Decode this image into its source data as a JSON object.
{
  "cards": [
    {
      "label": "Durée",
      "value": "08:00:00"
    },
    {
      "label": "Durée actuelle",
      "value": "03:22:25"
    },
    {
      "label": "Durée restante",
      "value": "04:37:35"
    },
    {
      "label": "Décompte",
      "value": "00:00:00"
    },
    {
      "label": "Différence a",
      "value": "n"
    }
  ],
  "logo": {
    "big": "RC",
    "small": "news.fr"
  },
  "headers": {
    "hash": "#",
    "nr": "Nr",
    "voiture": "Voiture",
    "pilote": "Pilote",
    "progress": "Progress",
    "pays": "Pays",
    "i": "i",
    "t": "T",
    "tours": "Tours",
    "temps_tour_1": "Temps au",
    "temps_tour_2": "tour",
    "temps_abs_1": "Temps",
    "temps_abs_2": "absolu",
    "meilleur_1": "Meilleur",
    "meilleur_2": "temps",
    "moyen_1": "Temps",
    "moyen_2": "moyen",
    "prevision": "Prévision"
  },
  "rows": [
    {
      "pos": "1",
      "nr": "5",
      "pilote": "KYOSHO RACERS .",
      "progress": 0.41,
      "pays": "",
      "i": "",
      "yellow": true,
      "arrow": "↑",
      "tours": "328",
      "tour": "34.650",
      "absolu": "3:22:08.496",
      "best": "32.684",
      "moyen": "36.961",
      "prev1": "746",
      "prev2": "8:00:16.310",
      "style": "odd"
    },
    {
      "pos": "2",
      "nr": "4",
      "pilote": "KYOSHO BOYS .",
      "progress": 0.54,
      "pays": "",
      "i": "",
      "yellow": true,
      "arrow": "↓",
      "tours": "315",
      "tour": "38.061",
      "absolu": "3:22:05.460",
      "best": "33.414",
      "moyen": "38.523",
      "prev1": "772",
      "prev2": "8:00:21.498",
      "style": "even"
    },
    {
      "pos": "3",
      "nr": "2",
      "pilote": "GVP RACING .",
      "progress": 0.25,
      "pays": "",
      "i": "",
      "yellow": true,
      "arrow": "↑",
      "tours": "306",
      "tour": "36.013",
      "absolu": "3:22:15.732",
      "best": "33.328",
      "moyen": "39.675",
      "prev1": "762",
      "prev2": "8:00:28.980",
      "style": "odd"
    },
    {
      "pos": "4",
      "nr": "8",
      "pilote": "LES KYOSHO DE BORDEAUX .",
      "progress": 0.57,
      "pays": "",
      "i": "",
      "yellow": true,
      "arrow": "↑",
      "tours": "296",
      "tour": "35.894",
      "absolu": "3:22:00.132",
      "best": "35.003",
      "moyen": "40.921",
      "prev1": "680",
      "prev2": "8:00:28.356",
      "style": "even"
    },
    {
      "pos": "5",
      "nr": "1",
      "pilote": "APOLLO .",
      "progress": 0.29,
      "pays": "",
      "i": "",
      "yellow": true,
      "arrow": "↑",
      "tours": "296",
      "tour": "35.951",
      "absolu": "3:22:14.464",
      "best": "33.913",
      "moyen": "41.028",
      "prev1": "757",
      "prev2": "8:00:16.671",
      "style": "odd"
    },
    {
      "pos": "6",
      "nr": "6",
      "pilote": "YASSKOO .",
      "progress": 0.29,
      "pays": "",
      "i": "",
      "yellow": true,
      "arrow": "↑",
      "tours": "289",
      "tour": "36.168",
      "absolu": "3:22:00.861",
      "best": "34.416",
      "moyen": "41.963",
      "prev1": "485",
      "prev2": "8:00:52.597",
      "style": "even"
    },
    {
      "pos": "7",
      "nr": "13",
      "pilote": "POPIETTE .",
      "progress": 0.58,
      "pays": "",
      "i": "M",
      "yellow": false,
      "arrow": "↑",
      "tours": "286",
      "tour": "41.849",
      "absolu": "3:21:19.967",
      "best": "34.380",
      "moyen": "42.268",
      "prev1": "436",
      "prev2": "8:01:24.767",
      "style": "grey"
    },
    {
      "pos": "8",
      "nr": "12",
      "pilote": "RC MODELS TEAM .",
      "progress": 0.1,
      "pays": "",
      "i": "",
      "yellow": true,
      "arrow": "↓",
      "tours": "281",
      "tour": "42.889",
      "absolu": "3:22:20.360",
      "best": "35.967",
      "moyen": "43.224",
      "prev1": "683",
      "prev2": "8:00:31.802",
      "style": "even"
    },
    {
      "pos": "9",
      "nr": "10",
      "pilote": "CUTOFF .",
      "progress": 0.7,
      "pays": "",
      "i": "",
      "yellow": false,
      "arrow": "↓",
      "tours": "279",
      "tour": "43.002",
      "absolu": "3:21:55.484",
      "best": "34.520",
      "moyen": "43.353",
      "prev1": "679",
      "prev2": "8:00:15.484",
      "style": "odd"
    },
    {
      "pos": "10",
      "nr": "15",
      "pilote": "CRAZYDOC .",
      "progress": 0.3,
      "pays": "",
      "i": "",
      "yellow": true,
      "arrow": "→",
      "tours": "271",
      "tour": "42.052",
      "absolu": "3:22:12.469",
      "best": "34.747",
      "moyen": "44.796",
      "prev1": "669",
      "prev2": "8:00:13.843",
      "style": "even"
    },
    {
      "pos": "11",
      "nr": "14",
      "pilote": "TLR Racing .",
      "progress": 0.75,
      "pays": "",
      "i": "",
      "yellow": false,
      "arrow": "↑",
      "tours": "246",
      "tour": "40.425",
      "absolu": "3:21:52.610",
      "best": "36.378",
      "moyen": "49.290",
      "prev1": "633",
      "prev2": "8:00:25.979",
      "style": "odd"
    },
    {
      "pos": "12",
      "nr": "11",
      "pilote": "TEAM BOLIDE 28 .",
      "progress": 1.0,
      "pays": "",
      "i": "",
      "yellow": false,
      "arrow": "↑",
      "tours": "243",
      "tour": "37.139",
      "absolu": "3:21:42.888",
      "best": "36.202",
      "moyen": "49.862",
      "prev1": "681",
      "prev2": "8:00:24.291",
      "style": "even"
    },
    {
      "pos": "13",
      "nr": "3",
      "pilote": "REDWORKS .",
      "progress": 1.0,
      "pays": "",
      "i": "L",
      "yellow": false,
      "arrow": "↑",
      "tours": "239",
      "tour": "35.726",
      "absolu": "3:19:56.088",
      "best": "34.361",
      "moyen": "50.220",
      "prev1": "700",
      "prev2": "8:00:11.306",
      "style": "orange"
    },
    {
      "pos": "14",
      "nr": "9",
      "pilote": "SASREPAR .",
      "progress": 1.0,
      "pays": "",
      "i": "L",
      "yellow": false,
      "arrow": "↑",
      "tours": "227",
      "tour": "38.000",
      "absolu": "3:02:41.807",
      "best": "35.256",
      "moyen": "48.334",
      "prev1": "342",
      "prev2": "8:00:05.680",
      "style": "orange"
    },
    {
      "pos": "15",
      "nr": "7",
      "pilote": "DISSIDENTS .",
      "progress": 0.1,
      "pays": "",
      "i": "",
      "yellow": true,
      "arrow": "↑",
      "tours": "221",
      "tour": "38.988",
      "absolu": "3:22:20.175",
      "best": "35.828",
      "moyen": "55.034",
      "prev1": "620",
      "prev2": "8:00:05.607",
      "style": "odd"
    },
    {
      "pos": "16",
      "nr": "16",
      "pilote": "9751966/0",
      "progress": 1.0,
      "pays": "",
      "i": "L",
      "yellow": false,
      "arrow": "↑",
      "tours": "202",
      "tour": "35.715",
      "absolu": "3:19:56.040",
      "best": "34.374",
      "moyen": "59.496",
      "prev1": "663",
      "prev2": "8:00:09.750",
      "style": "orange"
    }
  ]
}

## WHAT TO WORK ON
Say how many lines have the string "Durée" in them, offering no words beyond the number.

## WORKED SOLUTION
3